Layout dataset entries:
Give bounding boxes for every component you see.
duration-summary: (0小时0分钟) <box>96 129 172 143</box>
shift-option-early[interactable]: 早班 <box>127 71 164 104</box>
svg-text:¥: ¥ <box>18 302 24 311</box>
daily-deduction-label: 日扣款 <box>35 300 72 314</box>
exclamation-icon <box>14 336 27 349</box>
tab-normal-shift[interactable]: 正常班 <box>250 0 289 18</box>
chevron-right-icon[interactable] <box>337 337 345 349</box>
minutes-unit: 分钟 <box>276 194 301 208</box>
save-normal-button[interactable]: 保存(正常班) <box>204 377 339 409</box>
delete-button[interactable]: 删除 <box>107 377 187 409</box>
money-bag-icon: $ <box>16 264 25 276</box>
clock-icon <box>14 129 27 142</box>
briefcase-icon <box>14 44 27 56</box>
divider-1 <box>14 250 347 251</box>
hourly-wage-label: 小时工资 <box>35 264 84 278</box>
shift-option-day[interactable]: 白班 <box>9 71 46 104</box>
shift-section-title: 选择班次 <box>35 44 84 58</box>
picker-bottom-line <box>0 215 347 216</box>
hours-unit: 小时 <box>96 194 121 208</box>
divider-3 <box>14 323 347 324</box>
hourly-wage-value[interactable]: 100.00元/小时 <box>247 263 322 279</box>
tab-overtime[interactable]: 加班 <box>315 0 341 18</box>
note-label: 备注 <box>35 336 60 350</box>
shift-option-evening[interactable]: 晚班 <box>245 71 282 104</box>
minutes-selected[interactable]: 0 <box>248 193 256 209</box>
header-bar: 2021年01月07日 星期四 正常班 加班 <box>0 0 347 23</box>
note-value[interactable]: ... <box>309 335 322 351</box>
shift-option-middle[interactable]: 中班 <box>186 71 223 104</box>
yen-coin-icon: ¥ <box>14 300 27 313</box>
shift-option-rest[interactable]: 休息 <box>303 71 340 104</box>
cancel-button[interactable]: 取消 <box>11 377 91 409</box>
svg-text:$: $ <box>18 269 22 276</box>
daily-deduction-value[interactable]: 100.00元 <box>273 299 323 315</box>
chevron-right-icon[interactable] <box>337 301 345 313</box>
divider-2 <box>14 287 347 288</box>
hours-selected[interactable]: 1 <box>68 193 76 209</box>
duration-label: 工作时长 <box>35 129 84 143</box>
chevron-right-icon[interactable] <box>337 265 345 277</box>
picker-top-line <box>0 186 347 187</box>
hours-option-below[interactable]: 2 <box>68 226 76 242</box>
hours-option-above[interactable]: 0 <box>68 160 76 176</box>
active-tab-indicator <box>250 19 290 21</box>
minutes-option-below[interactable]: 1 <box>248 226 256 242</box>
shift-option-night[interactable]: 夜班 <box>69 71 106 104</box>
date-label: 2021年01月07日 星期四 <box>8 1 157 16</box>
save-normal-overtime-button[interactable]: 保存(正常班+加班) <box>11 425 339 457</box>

## Problem requirements
Could you rewrite the lines from the first one through the line containing "hourly-wage-label: 小时工资 <box>35", changing "delete-button" to "remove-button" and leaving everything else the same?

## Finished answer
Give bounding boxes for every component you see.
duration-summary: (0小时0分钟) <box>96 129 172 143</box>
shift-option-early[interactable]: 早班 <box>127 71 164 104</box>
svg-text:¥: ¥ <box>18 302 24 311</box>
daily-deduction-label: 日扣款 <box>35 300 72 314</box>
exclamation-icon <box>14 336 27 349</box>
tab-normal-shift[interactable]: 正常班 <box>250 0 289 18</box>
chevron-right-icon[interactable] <box>337 337 345 349</box>
minutes-unit: 分钟 <box>276 194 301 208</box>
save-normal-button[interactable]: 保存(正常班) <box>204 377 339 409</box>
remove-button[interactable]: 删除 <box>107 377 187 409</box>
money-bag-icon: $ <box>16 264 25 276</box>
clock-icon <box>14 129 27 142</box>
briefcase-icon <box>14 44 27 56</box>
divider-1 <box>14 250 347 251</box>
hourly-wage-label: 小时工资 <box>35 264 84 278</box>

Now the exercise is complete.